═════ Data supplied ═════
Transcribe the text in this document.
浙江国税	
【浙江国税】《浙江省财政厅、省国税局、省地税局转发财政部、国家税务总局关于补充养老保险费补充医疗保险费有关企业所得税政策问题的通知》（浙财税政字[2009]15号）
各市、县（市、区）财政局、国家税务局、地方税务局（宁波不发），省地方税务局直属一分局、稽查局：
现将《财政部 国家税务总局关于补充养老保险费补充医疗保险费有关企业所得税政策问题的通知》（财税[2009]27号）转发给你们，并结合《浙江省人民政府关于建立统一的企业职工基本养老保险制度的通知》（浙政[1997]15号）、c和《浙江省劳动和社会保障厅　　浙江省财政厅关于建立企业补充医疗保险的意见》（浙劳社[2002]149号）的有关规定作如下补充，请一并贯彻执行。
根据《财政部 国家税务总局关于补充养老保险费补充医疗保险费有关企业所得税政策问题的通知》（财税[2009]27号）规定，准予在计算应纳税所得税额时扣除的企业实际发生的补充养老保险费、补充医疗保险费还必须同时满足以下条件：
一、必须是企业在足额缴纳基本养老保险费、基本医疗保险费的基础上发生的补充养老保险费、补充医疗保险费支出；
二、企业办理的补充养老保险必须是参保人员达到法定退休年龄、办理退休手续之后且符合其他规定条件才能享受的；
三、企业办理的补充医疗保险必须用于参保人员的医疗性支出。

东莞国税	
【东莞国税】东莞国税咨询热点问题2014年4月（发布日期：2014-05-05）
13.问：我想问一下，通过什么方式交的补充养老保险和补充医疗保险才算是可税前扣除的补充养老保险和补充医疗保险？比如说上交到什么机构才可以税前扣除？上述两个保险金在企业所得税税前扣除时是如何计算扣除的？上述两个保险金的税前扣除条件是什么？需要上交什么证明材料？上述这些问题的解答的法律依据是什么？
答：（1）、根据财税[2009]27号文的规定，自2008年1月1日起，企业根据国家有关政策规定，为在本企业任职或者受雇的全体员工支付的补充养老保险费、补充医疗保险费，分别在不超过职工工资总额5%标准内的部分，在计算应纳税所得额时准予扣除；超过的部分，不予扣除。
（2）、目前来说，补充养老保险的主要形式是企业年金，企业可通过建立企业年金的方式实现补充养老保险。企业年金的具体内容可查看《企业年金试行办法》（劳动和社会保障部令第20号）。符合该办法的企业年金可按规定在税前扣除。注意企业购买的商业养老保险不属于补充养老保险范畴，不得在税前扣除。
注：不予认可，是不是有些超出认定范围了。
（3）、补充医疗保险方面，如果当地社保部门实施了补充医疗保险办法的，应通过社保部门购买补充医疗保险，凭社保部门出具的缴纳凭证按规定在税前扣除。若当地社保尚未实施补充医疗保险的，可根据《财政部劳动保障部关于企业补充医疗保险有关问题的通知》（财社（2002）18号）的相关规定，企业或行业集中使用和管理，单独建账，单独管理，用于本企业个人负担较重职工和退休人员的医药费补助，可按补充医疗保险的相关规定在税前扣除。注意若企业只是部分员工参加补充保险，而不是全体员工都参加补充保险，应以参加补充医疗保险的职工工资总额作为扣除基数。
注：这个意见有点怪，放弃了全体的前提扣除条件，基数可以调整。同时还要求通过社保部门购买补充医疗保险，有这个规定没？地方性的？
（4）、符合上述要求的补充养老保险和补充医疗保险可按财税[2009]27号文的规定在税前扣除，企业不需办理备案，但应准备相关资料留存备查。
═════
═════ Data supplied ═════
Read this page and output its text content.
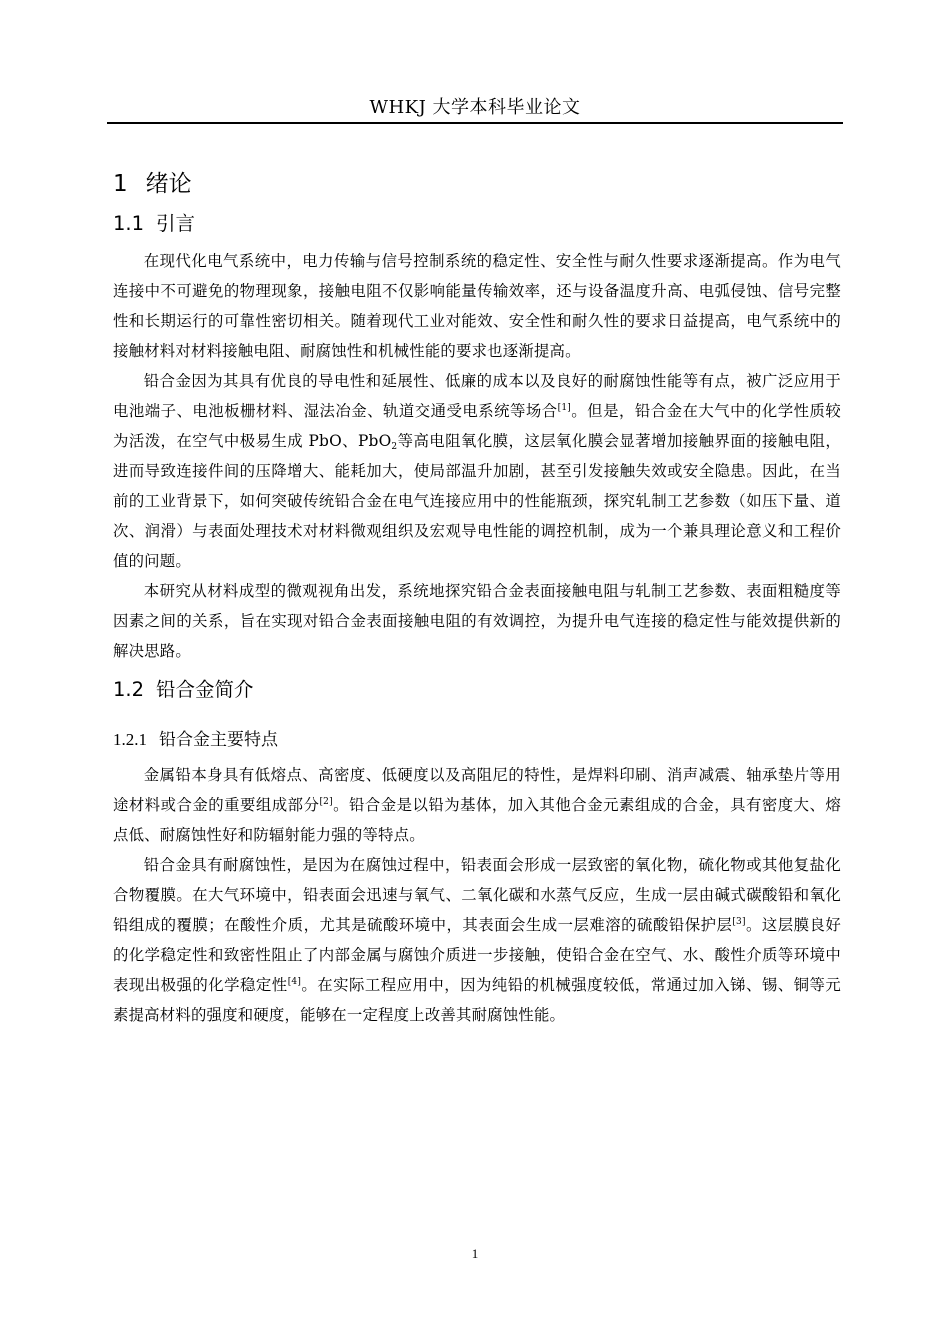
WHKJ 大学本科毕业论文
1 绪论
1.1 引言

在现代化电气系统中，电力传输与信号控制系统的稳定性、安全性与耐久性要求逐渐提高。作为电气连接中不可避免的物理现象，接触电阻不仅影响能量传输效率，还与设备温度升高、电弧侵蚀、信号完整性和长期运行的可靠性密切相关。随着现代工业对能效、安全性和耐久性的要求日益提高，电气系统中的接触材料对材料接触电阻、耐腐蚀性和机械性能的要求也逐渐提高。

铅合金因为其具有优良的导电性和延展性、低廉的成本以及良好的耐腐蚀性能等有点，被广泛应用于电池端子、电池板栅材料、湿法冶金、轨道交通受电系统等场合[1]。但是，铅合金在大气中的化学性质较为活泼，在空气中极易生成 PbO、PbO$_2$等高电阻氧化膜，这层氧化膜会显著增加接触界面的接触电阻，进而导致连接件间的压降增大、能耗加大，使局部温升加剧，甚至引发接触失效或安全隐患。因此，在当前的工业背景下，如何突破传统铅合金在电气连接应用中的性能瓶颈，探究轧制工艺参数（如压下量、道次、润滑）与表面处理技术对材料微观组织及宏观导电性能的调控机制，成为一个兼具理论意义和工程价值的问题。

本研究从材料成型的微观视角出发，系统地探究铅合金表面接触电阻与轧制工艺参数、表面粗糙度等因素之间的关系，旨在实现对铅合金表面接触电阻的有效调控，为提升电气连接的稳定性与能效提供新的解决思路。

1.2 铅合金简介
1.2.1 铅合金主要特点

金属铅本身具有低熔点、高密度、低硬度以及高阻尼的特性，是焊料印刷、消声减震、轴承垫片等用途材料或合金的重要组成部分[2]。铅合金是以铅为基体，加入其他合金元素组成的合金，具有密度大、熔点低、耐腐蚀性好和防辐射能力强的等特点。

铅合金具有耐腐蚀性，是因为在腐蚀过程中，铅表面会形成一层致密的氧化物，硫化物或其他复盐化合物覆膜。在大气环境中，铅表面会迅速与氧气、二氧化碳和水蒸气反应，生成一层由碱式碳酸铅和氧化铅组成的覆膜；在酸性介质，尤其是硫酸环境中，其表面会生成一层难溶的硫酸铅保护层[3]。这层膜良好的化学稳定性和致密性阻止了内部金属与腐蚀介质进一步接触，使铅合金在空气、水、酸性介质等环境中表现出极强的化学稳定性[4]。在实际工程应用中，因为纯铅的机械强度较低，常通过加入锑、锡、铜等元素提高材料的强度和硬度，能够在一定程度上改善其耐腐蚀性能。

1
═════
= What the exercise asks =
Check each line above for the word "东莞国税" and copy the ones that have it.

= Result below =
东莞国税	
【东莞国税】东莞国税咨询热点问题2014年4月（发布日期：2014-05-05）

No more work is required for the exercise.